Reproduce all of the data below without alteration; exclude every picture.

■ Provided data
▬▬▬▬▬▬

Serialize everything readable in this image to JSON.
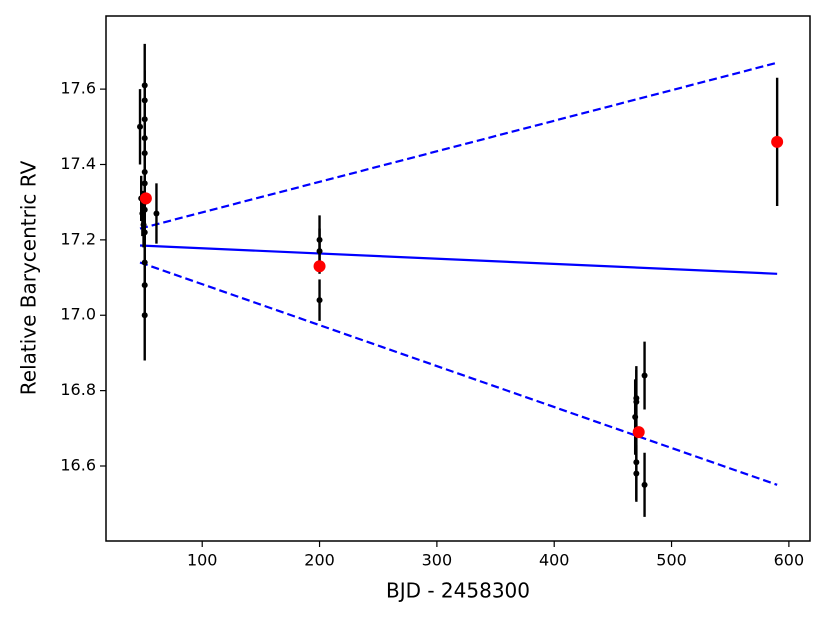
{
  "chart_data": {
    "type": "errorbar",
    "xlabel": "BJD - 2458300",
    "ylabel": "Relative Barycentric RV",
    "xlim": [
      18,
      618
    ],
    "ylim": [
      16.401,
      17.794
    ],
    "xticks": [
      100,
      200,
      300,
      400,
      500,
      600
    ],
    "yticks": [
      16.6,
      16.8,
      {
        "value": 17,
        "label": "17.0"
      },
      17.2,
      17.4,
      17.6
    ],
    "points": {
      "color": "#000000",
      "x": [
        47,
        48,
        49,
        50,
        51,
        51,
        51,
        51,
        51,
        51,
        51,
        51,
        51,
        51,
        51,
        51,
        51,
        61,
        200,
        200,
        200,
        469,
        470,
        470,
        470,
        470,
        477,
        477,
        590
      ],
      "y": [
        17.5,
        17.31,
        17.27,
        17.24,
        17.61,
        17.57,
        17.52,
        17.47,
        17.43,
        17.38,
        17.35,
        17.3,
        17.28,
        17.22,
        17.14,
        17.08,
        17.0,
        17.27,
        17.2,
        17.17,
        17.04,
        16.73,
        16.78,
        16.77,
        16.61,
        16.58,
        16.84,
        16.55,
        17.46
      ],
      "yerr": [
        0.1,
        0.06,
        0.06,
        0.06,
        0.11,
        0.08,
        0.08,
        0.08,
        0.08,
        0.08,
        0.08,
        0.08,
        0.08,
        0.08,
        0.08,
        0.08,
        0.12,
        0.08,
        0.065,
        0.06,
        0.055,
        0.1,
        0.085,
        0.085,
        0.1,
        0.075,
        0.09,
        0.085,
        0.17
      ]
    },
    "binned": {
      "color": "#ff0000",
      "x": [
        52,
        200,
        472,
        590
      ],
      "y": [
        17.31,
        17.13,
        16.69,
        17.46
      ]
    },
    "lines": [
      {
        "color": "#0000ff",
        "style": "solid",
        "x": [
          47,
          590
        ],
        "y": [
          17.185,
          17.11
        ]
      },
      {
        "color": "#0000ff",
        "style": "dashed",
        "x": [
          47,
          590
        ],
        "y": [
          17.23,
          17.67
        ]
      },
      {
        "color": "#0000ff",
        "style": "dashed",
        "x": [
          47,
          590
        ],
        "y": [
          17.14,
          16.55
        ]
      }
    ]
  }
}
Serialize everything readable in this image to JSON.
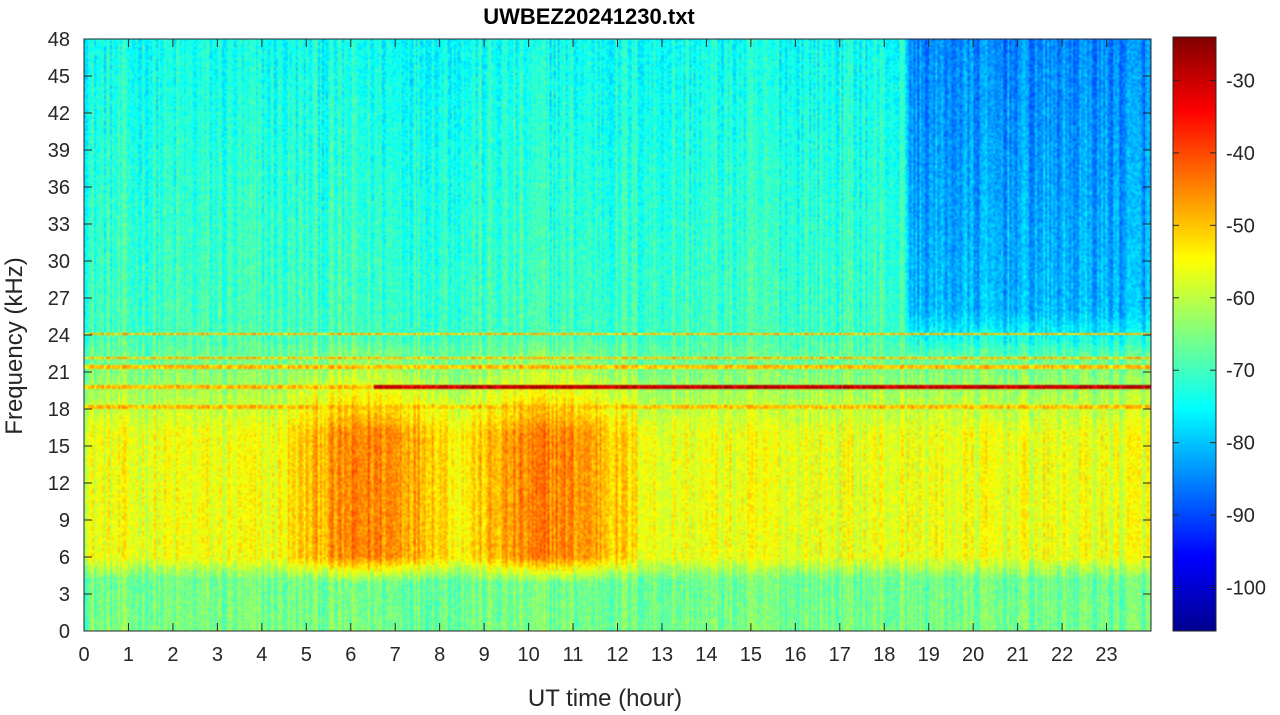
{
  "chart_data": {
    "type": "heatmap",
    "title": "UWBEZ20241230.txt",
    "xlabel": "UT time (hour)",
    "ylabel": "Frequency (kHz)",
    "xlim": [
      0,
      24
    ],
    "ylim": [
      0,
      48
    ],
    "x_ticks": [
      0,
      1,
      2,
      3,
      4,
      5,
      6,
      7,
      8,
      9,
      10,
      11,
      12,
      13,
      14,
      15,
      16,
      17,
      18,
      19,
      20,
      21,
      22,
      23
    ],
    "y_ticks": [
      0,
      3,
      6,
      9,
      12,
      15,
      18,
      21,
      24,
      27,
      30,
      33,
      36,
      39,
      42,
      45,
      48
    ],
    "colorbar": {
      "colormap": "jet",
      "clim": [
        -106,
        -24
      ],
      "ticks": [
        -100,
        -90,
        -80,
        -70,
        -60,
        -50,
        -40,
        -30
      ]
    },
    "features": {
      "transmitter_lines_khz": [
        19.8,
        21.4,
        24.1,
        18.2,
        22.1
      ],
      "strong_line": {
        "freq_khz": 19.8,
        "from_hour": 6.5,
        "to_hour": 24,
        "level_db": -30
      },
      "broadband_emission": {
        "freq_range_khz": [
          4,
          17
        ],
        "peak_hours": [
          [
            5,
            8
          ],
          [
            9,
            12
          ]
        ],
        "level_db": -45
      },
      "background_level_db": -70,
      "quiet_upper_band": {
        "freq_range_khz": [
          22,
          48
        ],
        "hours": [
          18.5,
          24
        ],
        "level_db": -85
      }
    }
  }
}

▬▬▬▬▬▬

■ Worked answer
Serialize everything readable in this image to JSON.
{
  "chart_data": {
    "type": "errorbar",
    "xlabel": "BJD - 2458300",
    "ylabel": "Relative Barycentric RV",
    "xlim": [
      18,
      618
    ],
    "ylim": [
      16.401,
      17.794
    ],
    "xticks": [
      100,
      200,
      300,
      400,
      500,
      600
    ],
    "yticks": [
      16.6,
      16.8,
      {
        "value": 17,
        "label": "17.0"
      },
      17.2,
      17.4,
      17.6
    ],
    "points": {
      "color": "#000000",
      "x": [
        47,
        48,
        49,
        50,
        51,
        51,
        51,
        51,
        51,
        51,
        51,
        51,
        51,
        51,
        51,
        51,
        51,
        61,
        200,
        200,
        200,
        469,
        470,
        470,
        470,
        470,
        477,
        477,
        590
      ],
      "y": [
        17.5,
        17.31,
        17.27,
        17.24,
        17.61,
        17.57,
        17.52,
        17.47,
        17.43,
        17.38,
        17.35,
        17.3,
        17.28,
        17.22,
        17.14,
        17.08,
        17.0,
        17.27,
        17.2,
        17.17,
        17.04,
        16.73,
        16.78,
        16.77,
        16.61,
        16.58,
        16.84,
        16.55,
        17.46
      ],
      "yerr": [
        0.1,
        0.06,
        0.06,
        0.06,
        0.11,
        0.08,
        0.08,
        0.08,
        0.08,
        0.08,
        0.08,
        0.08,
        0.08,
        0.08,
        0.08,
        0.08,
        0.12,
        0.08,
        0.065,
        0.06,
        0.055,
        0.1,
        0.085,
        0.085,
        0.1,
        0.075,
        0.09,
        0.085,
        0.17
      ]
    },
    "binned": {
      "color": "#ff0000",
      "x": [
        52,
        200,
        472,
        590
      ],
      "y": [
        17.31,
        17.13,
        16.69,
        17.46
      ]
    },
    "lines": [
      {
        "color": "#0000ff",
        "style": "solid",
        "x": [
          47,
          590
        ],
        "y": [
          17.185,
          17.11
        ]
      },
      {
        "color": "#0000ff",
        "style": "dashed",
        "x": [
          47,
          590
        ],
        "y": [
          17.23,
          17.67
        ]
      },
      {
        "color": "#0000ff",
        "style": "dashed",
        "x": [
          47,
          590
        ],
        "y": [
          17.14,
          16.55
        ]
      }
    ]
  }
}
Serialize everything readable in this image to JSON.
{
  "chart_data": {
    "type": "heatmap",
    "title": "UWBEZ20241230.txt",
    "xlabel": "UT time (hour)",
    "ylabel": "Frequency (kHz)",
    "xlim": [
      0,
      24
    ],
    "ylim": [
      0,
      48
    ],
    "x_ticks": [
      0,
      1,
      2,
      3,
      4,
      5,
      6,
      7,
      8,
      9,
      10,
      11,
      12,
      13,
      14,
      15,
      16,
      17,
      18,
      19,
      20,
      21,
      22,
      23
    ],
    "y_ticks": [
      0,
      3,
      6,
      9,
      12,
      15,
      18,
      21,
      24,
      27,
      30,
      33,
      36,
      39,
      42,
      45,
      48
    ],
    "colorbar": {
      "colormap": "jet",
      "clim": [
        -106,
        -24
      ],
      "ticks": [
        -100,
        -90,
        -80,
        -70,
        -60,
        -50,
        -40,
        -30
      ]
    },
    "features": {
      "transmitter_lines_khz": [
        19.8,
        21.4,
        24.1,
        18.2,
        22.1
      ],
      "strong_line": {
        "freq_khz": 19.8,
        "from_hour": 6.5,
        "to_hour": 24,
        "level_db": -30
      },
      "broadband_emission": {
        "freq_range_khz": [
          4,
          17
        ],
        "peak_hours": [
          [
            5,
            8
          ],
          [
            9,
            12
          ]
        ],
        "level_db": -45
      },
      "background_level_db": -70,
      "quiet_upper_band": {
        "freq_range_khz": [
          22,
          48
        ],
        "hours": [
          18.5,
          24
        ],
        "level_db": -85
      }
    }
  }
}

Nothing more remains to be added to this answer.